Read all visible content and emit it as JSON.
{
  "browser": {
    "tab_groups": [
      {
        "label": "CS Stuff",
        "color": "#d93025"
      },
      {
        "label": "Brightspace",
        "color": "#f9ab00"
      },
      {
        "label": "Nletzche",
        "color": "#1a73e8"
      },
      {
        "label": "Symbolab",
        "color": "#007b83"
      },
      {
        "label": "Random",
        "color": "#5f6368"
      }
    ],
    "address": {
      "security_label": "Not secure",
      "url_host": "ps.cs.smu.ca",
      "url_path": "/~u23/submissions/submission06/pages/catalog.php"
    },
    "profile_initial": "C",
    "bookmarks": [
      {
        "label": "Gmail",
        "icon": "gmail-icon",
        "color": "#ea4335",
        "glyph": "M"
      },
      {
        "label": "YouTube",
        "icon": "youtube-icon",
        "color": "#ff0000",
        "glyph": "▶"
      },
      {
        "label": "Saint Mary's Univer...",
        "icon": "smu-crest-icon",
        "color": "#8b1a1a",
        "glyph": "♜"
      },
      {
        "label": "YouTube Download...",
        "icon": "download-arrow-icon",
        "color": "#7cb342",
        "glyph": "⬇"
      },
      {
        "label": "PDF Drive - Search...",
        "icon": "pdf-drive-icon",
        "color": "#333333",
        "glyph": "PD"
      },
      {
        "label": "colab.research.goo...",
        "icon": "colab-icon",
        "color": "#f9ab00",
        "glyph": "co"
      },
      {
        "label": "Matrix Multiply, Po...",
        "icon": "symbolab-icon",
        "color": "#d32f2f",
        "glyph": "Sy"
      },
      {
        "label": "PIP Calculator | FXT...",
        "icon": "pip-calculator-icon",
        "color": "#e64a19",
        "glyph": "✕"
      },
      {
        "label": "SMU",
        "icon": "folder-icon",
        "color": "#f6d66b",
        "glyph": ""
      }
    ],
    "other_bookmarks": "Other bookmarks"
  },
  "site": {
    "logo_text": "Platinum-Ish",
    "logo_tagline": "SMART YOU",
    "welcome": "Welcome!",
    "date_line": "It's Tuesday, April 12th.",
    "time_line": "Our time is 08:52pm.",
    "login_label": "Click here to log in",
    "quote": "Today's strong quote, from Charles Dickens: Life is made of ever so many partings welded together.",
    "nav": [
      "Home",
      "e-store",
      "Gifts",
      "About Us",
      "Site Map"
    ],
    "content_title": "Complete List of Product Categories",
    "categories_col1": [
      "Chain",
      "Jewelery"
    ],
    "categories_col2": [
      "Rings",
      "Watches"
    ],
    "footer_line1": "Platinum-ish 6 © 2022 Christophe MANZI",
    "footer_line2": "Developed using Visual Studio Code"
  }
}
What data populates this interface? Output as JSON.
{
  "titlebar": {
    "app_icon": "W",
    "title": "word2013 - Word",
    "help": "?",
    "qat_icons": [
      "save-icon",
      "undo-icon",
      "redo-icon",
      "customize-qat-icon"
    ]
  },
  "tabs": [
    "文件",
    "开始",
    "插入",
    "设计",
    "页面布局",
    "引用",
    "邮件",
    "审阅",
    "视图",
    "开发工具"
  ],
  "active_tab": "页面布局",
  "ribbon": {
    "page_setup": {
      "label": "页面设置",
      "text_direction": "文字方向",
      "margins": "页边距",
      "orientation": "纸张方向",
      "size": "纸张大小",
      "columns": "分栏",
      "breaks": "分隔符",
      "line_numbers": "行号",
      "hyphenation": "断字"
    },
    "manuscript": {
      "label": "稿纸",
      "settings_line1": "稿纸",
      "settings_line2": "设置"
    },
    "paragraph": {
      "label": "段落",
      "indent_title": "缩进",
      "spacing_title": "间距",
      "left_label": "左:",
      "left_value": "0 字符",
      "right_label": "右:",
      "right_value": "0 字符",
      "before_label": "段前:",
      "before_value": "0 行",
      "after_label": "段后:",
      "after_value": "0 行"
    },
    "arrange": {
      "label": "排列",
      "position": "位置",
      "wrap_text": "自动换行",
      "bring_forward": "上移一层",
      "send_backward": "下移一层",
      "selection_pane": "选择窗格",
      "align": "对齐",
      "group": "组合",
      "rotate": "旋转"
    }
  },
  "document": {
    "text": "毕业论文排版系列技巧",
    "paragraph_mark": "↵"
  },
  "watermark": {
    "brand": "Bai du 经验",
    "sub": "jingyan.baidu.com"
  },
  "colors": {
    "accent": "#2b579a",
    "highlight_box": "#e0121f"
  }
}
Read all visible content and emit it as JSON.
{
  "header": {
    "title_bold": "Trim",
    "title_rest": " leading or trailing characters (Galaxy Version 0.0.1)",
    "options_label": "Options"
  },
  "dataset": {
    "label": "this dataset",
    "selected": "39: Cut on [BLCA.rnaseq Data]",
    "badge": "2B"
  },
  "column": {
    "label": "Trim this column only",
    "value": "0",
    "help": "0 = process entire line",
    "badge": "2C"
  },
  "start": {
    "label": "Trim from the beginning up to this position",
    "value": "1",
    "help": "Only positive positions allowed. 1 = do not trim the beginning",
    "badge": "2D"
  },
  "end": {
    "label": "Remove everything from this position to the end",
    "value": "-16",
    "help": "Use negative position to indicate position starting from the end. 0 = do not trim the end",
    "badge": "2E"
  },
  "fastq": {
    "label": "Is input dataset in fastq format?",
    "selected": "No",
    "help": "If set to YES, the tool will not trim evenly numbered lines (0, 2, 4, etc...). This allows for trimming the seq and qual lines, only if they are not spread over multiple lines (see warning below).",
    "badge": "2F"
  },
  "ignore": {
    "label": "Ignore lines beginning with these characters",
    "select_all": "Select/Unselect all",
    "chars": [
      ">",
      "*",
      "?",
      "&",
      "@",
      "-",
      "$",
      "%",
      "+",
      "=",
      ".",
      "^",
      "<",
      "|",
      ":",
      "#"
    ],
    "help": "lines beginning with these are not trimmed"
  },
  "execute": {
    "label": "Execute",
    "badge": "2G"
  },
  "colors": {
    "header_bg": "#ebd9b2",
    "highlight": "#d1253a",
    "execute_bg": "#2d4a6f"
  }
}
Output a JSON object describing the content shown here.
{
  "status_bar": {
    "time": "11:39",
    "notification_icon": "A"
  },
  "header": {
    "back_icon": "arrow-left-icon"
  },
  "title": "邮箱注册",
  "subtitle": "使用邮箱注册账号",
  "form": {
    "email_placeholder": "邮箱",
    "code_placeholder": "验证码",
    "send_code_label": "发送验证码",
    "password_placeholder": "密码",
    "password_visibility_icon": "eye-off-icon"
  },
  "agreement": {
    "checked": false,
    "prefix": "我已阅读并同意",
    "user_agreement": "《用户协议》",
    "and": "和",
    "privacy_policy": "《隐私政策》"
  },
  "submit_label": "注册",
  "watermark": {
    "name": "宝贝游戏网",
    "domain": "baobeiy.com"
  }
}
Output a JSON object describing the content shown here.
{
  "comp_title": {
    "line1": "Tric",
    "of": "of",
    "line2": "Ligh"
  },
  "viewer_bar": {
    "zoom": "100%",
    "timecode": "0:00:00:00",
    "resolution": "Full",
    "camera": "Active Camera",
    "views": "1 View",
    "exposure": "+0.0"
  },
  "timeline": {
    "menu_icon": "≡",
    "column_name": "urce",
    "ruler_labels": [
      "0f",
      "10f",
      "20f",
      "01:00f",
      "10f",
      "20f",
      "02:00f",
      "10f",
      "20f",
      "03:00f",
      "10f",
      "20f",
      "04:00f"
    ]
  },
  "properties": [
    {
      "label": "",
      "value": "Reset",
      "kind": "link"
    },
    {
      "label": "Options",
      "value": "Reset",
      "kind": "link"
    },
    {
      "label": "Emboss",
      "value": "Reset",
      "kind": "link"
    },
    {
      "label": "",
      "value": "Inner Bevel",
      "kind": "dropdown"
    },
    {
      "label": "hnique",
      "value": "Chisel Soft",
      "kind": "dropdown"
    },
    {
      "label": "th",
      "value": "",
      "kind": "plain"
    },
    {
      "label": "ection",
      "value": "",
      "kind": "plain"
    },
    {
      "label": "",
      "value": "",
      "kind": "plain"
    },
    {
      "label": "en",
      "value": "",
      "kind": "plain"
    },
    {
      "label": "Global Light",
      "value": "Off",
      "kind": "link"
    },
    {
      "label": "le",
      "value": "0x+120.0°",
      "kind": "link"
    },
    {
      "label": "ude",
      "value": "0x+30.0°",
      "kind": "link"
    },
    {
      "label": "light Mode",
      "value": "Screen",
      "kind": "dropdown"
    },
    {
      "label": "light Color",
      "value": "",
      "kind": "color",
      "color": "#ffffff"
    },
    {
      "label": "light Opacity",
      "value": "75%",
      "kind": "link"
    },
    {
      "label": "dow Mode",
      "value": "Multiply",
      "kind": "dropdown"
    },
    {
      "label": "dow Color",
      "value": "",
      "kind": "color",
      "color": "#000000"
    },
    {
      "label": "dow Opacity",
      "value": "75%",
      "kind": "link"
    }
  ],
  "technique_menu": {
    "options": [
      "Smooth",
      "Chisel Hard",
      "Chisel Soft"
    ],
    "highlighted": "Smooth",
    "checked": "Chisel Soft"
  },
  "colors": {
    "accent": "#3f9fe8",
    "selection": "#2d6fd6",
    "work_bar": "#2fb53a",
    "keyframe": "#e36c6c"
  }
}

_ _ _ _ _ _ _

Set task:
Tally the lines of the data that hold the string "bookmarks". Answer with the number and nothing more.

Reply to the exercise:
2